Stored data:
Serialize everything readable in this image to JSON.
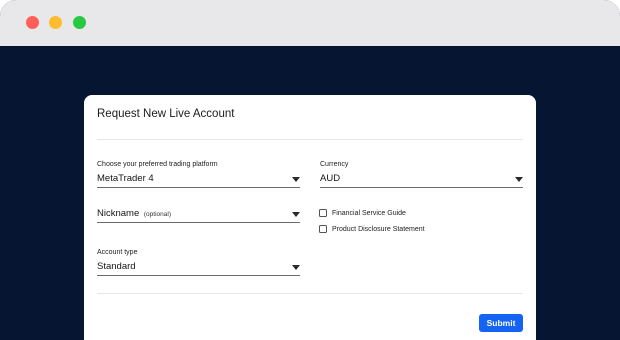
{
  "window": {
    "controls": [
      "close",
      "minimize",
      "maximize"
    ],
    "colors": {
      "close": "#ff5f57",
      "minimize": "#febc2e",
      "maximize": "#28c840",
      "background": "#061632",
      "titlebar": "#e8e8eb"
    }
  },
  "dialog": {
    "title": "Request New Live Account",
    "platform": {
      "label": "Choose your preferred trading platform",
      "value": "MetaTrader 4"
    },
    "currency": {
      "label": "Currency",
      "value": "AUD"
    },
    "nickname": {
      "placeholder": "Nickname",
      "hint": "(optional)"
    },
    "account_type": {
      "label": "Account type",
      "value": "Standard"
    },
    "checkboxes": [
      {
        "label": "Financial Service Guide",
        "checked": false
      },
      {
        "label": "Product Disclosure Statement",
        "checked": false
      }
    ],
    "submit_label": "Submit",
    "accent": "#1463f3"
  }
}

Instructions to follow: Print the entries above exactly, taking out only the pictures.

Full output:
Serialize everything readable in this image to JSON.
{
  "window": {
    "controls": [
      "close",
      "minimize",
      "maximize"
    ],
    "colors": {
      "close": "#ff5f57",
      "minimize": "#febc2e",
      "maximize": "#28c840",
      "background": "#061632",
      "titlebar": "#e8e8eb"
    }
  },
  "dialog": {
    "title": "Request New Live Account",
    "platform": {
      "label": "Choose your preferred trading platform",
      "value": "MetaTrader 4"
    },
    "currency": {
      "label": "Currency",
      "value": "AUD"
    },
    "nickname": {
      "placeholder": "Nickname",
      "hint": "(optional)"
    },
    "account_type": {
      "label": "Account type",
      "value": "Standard"
    },
    "checkboxes": [
      {
        "label": "Financial Service Guide",
        "checked": false
      },
      {
        "label": "Product Disclosure Statement",
        "checked": false
      }
    ],
    "submit_label": "Submit",
    "accent": "#1463f3"
  }
}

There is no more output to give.